Extracted records:
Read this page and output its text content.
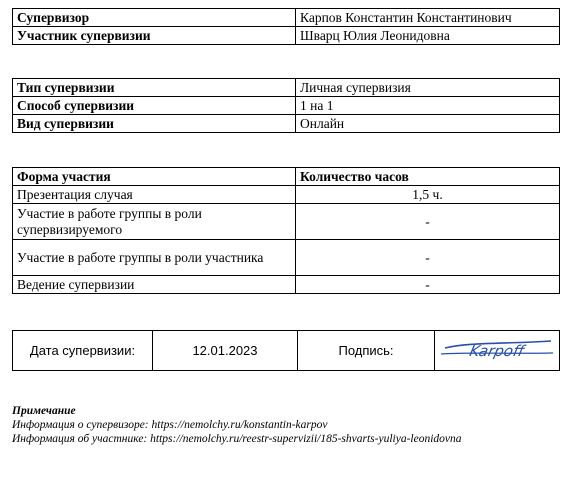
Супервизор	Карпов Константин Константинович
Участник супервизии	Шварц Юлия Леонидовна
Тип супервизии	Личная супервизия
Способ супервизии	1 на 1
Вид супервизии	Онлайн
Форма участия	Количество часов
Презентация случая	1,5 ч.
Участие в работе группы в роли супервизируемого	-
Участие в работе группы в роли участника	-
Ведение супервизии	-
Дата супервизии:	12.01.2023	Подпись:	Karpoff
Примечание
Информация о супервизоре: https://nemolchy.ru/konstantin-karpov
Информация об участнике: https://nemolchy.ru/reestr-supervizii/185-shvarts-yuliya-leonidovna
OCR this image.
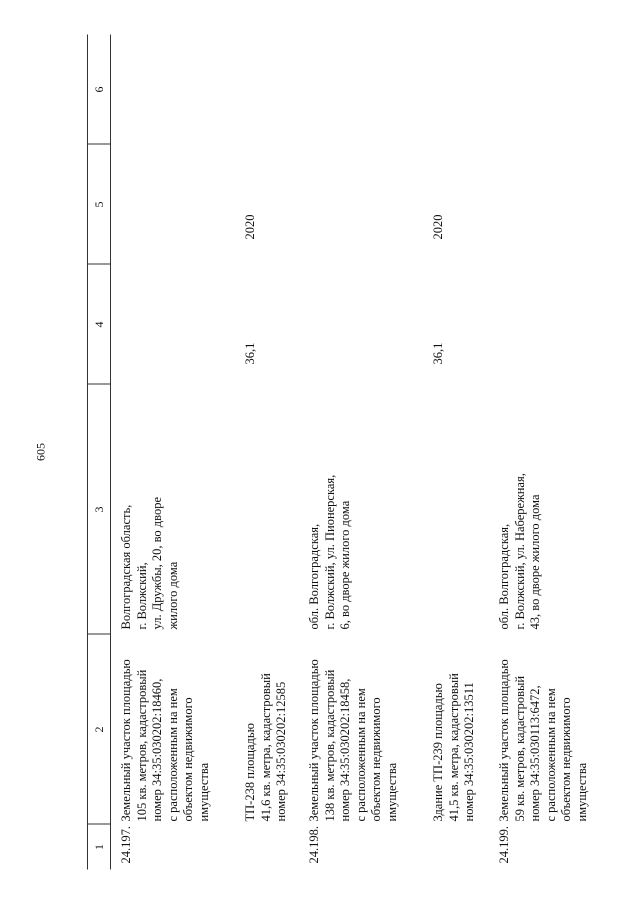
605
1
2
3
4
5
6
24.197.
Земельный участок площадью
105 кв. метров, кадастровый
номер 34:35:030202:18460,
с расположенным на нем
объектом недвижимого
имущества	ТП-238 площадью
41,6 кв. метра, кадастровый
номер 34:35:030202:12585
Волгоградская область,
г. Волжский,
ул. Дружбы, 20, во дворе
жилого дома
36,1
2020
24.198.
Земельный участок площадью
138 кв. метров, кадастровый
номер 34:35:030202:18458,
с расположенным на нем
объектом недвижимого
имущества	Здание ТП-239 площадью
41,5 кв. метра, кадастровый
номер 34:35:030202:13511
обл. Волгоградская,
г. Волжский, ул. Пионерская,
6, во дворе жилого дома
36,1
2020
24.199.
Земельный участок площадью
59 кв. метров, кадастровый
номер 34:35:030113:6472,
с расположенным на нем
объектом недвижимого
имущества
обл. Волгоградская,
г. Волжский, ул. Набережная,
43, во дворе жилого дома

...

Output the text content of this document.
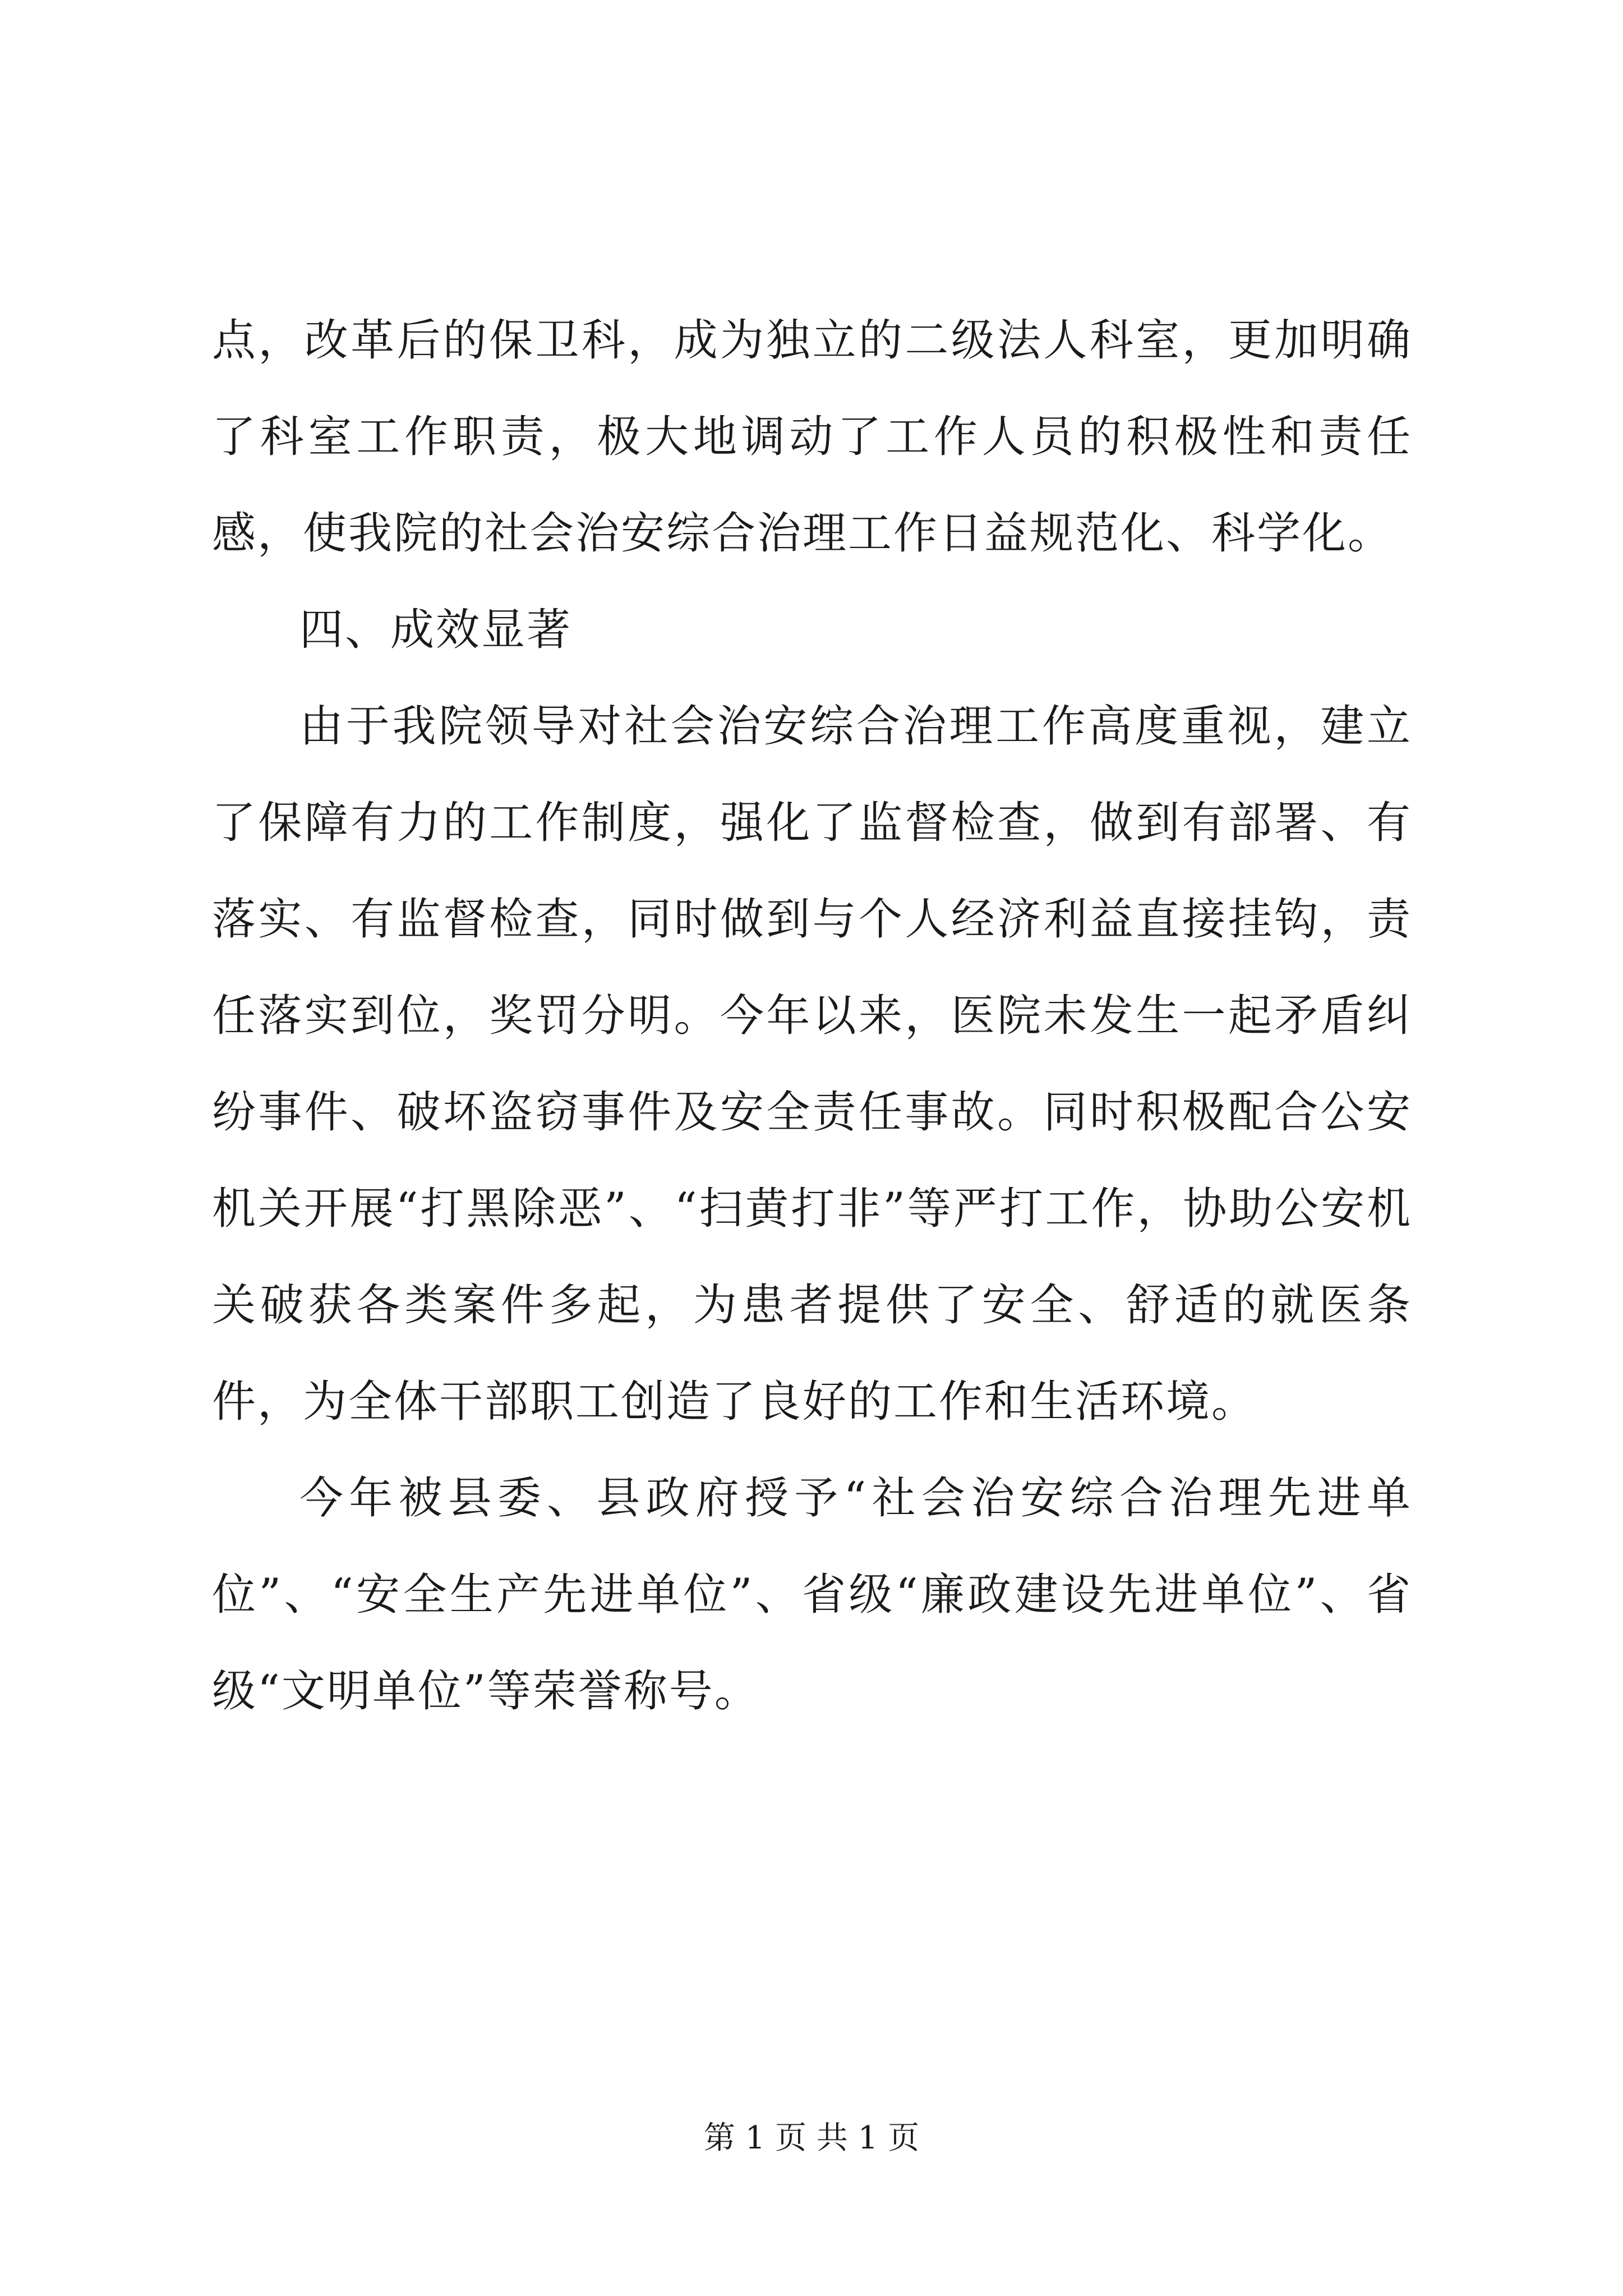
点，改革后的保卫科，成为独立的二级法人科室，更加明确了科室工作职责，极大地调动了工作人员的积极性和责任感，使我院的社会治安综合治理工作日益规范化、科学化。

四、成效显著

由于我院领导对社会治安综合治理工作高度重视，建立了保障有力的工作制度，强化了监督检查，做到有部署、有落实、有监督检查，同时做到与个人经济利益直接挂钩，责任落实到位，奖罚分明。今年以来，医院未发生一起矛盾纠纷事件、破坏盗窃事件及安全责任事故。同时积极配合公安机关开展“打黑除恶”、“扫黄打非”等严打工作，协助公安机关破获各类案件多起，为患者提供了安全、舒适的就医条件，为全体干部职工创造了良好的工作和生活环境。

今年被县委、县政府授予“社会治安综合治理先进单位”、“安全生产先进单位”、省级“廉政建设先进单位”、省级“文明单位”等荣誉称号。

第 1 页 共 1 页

__Exercise goal__: Only a number is wanted: how many lines above include "метра"?

__Written response__: 2